_Job_: Isolate every line in the records below with "text" in it.

_Record set_:
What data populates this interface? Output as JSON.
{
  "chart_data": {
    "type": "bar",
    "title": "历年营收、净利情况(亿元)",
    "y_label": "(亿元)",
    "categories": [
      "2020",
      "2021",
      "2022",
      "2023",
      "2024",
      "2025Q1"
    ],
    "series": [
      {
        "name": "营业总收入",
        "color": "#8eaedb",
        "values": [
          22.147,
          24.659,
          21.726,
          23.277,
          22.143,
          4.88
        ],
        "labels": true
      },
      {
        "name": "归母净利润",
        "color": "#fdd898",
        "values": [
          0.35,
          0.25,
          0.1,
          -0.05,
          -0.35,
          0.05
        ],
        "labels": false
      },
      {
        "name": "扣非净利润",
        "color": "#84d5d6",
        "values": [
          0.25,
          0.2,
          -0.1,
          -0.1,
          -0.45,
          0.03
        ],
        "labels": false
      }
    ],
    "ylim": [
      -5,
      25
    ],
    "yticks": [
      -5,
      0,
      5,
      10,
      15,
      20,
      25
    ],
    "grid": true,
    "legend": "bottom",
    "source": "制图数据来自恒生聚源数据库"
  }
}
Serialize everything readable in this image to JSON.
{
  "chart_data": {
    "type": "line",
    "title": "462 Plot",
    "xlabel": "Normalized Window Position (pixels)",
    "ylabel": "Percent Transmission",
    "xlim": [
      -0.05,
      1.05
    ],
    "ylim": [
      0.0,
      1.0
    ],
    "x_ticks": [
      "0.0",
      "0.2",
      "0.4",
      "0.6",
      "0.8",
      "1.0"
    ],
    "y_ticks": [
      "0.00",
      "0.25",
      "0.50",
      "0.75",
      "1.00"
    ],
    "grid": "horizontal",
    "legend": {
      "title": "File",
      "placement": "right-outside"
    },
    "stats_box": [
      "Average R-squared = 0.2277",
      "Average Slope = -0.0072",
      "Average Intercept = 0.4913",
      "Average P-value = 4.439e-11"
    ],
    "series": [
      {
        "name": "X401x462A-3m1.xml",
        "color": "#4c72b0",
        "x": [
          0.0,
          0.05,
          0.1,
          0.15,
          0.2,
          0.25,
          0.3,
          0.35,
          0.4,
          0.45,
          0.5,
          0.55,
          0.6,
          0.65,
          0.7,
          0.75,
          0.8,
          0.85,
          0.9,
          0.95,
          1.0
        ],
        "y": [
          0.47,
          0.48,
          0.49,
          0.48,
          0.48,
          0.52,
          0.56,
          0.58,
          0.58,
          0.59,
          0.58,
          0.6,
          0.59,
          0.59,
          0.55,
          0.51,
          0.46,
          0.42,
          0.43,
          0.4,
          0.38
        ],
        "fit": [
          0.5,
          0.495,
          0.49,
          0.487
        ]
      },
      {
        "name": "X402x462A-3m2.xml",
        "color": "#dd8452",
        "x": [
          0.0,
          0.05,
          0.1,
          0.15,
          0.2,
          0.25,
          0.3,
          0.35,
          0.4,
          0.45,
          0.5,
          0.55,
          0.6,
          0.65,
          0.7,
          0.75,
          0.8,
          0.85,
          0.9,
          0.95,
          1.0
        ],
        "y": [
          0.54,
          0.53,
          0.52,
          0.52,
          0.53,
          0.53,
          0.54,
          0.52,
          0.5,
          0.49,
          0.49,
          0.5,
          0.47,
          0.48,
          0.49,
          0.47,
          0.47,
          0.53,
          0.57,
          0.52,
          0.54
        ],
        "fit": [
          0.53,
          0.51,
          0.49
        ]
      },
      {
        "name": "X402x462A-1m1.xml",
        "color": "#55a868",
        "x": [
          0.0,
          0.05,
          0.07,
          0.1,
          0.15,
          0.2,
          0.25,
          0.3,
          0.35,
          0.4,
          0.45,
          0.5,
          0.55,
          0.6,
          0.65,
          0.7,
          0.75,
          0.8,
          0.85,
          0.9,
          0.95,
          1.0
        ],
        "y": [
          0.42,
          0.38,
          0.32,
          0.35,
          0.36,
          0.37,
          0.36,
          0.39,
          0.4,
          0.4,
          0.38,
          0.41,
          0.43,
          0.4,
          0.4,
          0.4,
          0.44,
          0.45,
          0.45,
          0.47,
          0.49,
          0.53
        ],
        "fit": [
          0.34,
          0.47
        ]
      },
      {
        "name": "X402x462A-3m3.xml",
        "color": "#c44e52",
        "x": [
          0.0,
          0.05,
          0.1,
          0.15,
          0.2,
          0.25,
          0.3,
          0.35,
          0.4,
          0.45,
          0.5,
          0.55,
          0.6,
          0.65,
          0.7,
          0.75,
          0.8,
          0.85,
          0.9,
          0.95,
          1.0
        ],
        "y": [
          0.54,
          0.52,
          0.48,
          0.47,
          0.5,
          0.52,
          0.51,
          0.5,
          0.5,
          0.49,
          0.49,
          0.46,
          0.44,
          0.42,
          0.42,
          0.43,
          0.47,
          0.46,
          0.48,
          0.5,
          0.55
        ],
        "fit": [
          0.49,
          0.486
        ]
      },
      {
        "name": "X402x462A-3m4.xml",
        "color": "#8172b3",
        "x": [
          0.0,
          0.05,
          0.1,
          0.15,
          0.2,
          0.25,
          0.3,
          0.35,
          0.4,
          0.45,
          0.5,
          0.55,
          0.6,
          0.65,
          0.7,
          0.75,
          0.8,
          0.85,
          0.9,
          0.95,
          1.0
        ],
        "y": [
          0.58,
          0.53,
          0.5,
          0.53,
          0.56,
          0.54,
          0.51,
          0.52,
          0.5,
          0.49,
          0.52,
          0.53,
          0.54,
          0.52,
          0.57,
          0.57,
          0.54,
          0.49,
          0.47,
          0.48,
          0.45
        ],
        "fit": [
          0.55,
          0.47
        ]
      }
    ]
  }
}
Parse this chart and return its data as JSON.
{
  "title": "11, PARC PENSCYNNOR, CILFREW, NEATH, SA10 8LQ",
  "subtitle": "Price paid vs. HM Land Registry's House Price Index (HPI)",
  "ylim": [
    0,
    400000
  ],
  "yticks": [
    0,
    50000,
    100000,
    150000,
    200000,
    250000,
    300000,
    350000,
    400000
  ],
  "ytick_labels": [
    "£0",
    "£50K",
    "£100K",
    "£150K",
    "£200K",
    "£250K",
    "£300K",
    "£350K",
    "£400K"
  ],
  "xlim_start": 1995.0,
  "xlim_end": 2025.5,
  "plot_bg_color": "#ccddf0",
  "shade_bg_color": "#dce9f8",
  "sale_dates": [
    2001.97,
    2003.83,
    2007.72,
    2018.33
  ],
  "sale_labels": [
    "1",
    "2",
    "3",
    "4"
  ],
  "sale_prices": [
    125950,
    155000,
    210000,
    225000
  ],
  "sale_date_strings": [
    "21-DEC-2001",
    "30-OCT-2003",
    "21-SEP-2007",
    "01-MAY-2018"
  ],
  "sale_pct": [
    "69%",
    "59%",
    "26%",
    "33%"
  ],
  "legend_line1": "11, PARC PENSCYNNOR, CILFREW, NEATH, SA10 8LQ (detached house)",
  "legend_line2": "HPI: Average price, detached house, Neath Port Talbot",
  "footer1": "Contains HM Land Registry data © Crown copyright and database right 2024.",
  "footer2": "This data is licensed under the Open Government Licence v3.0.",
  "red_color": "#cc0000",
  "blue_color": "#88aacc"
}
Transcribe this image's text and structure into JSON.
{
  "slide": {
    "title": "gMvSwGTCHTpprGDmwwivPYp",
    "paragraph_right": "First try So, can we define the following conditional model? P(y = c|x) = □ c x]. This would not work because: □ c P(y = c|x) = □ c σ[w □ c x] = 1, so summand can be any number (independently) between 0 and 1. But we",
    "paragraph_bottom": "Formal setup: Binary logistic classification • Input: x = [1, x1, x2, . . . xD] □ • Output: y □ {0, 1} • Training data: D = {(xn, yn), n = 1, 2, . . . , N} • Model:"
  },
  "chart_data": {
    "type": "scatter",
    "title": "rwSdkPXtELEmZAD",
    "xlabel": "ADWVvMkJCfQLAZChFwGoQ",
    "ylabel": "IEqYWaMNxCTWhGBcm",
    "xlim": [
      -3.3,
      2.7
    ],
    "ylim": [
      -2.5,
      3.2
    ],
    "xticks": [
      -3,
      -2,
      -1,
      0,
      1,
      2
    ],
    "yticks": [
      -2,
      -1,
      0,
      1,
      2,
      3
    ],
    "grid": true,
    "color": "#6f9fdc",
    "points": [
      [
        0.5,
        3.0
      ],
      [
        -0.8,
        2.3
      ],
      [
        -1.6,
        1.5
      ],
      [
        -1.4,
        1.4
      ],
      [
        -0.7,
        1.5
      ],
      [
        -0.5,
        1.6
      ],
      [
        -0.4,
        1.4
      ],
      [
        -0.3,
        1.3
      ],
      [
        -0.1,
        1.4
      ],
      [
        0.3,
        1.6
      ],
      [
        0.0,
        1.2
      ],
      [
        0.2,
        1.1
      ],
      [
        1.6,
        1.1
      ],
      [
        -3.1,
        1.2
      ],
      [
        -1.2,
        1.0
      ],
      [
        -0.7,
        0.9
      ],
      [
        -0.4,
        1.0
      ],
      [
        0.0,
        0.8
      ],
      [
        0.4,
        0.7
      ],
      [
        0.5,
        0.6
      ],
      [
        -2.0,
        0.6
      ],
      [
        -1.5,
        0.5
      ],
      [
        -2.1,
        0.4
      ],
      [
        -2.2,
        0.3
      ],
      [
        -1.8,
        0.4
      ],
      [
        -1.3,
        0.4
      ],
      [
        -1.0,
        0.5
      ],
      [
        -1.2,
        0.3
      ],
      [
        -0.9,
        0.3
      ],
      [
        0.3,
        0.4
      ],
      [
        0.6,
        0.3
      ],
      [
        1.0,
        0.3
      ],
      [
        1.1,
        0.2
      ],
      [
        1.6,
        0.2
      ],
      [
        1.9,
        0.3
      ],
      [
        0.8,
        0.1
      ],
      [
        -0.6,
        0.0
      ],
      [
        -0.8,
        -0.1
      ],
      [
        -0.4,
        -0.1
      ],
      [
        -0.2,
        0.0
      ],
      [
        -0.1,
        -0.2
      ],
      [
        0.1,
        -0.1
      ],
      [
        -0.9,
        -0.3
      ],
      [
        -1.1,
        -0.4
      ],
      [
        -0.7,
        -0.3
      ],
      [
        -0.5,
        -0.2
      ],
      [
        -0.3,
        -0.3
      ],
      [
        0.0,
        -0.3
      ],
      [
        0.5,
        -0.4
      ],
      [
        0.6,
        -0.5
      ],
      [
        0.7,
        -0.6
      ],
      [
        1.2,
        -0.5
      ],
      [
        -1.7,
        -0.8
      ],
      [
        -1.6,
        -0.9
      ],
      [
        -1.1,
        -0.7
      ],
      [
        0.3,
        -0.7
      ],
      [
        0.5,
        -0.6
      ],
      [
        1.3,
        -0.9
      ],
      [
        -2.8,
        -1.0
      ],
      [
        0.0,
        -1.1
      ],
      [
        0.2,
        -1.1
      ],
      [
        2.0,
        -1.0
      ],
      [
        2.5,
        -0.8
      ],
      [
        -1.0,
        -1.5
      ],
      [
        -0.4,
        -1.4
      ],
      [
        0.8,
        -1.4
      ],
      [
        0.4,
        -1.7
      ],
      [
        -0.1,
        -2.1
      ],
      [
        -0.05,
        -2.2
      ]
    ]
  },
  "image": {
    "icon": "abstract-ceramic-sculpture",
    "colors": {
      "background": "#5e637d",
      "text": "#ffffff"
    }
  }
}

_Solution_:
Transcribe this image's text and structure into JSON.
      "text": "#ffffff"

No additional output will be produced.